WORKING DATA>
########
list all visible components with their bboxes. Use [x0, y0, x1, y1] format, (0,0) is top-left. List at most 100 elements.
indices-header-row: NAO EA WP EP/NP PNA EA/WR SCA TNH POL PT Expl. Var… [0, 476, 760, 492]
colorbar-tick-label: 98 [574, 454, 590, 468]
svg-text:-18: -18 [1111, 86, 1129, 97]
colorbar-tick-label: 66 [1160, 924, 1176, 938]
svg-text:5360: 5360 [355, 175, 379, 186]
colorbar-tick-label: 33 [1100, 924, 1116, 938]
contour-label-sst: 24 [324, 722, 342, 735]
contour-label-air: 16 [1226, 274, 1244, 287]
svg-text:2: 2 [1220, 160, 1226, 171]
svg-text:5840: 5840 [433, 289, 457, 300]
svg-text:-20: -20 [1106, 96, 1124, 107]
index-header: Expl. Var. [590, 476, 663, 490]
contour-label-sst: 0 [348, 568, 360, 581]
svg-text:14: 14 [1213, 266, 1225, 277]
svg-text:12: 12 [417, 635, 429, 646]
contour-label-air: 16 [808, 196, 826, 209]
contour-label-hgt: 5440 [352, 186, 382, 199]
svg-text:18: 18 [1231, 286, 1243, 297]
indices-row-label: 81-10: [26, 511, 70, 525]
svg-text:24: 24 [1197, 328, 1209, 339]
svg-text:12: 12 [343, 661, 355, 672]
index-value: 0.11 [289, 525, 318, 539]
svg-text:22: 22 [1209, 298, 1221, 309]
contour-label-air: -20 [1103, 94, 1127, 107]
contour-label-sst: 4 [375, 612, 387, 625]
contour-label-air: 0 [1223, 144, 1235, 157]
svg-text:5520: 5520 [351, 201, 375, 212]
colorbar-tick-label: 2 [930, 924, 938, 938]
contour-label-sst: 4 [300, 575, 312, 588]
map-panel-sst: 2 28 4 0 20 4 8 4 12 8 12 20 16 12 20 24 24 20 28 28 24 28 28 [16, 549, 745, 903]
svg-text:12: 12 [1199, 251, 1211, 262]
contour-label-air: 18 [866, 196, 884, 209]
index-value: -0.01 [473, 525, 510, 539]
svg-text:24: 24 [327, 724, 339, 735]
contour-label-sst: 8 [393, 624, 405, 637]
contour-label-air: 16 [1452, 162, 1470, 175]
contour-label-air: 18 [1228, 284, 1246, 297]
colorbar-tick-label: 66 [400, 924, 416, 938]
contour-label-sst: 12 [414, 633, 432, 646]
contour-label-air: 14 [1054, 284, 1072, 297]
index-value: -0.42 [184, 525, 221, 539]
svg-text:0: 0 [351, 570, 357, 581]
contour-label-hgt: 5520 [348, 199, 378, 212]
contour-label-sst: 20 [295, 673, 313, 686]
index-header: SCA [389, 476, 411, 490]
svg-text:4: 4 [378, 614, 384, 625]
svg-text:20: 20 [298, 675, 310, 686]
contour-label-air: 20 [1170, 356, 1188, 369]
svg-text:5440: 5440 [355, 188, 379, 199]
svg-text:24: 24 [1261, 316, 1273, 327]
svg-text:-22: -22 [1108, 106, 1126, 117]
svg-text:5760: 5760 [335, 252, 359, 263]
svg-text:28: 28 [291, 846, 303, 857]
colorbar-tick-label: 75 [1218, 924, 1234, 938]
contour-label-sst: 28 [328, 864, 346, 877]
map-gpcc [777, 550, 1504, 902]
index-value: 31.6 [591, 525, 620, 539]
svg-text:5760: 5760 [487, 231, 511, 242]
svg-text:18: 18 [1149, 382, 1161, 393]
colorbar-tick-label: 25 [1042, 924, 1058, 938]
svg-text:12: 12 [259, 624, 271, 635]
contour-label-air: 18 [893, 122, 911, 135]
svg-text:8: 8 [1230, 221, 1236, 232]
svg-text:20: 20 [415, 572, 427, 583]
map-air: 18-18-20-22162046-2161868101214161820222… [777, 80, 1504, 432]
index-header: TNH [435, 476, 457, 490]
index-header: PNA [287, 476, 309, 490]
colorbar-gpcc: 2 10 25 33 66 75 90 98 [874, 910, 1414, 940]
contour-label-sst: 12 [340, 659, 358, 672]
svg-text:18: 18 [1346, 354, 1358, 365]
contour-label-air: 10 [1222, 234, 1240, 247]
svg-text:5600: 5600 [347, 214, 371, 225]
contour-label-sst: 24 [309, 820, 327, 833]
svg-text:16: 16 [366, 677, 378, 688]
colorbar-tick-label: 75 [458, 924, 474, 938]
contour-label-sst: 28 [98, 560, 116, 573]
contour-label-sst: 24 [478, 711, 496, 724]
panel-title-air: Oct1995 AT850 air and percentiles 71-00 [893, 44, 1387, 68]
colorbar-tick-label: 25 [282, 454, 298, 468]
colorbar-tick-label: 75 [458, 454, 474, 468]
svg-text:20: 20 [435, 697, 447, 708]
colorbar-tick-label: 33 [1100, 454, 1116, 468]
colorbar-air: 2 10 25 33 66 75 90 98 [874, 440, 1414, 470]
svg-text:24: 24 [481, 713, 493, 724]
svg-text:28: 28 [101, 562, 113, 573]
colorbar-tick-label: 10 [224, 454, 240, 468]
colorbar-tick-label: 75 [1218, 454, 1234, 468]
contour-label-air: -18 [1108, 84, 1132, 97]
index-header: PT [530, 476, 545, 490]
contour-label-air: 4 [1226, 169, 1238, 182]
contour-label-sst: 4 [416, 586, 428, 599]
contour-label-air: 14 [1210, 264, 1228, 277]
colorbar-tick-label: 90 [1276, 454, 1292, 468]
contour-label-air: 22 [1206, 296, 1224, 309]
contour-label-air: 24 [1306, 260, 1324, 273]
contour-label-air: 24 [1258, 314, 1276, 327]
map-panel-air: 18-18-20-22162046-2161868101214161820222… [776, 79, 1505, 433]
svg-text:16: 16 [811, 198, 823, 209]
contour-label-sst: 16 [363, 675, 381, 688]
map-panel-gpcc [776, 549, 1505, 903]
########
INSTRUCTION> Please pick out and copy every line in the material above that contains the string "gpcc", treating uppercase and lowercase as different.

SOLVED PROBLEM>
map-gpcc [777, 550, 1504, 902]
colorbar-gpcc: 2 10 25 33 66 75 90 98 [874, 910, 1414, 940]
map-panel-gpcc [776, 549, 1505, 903]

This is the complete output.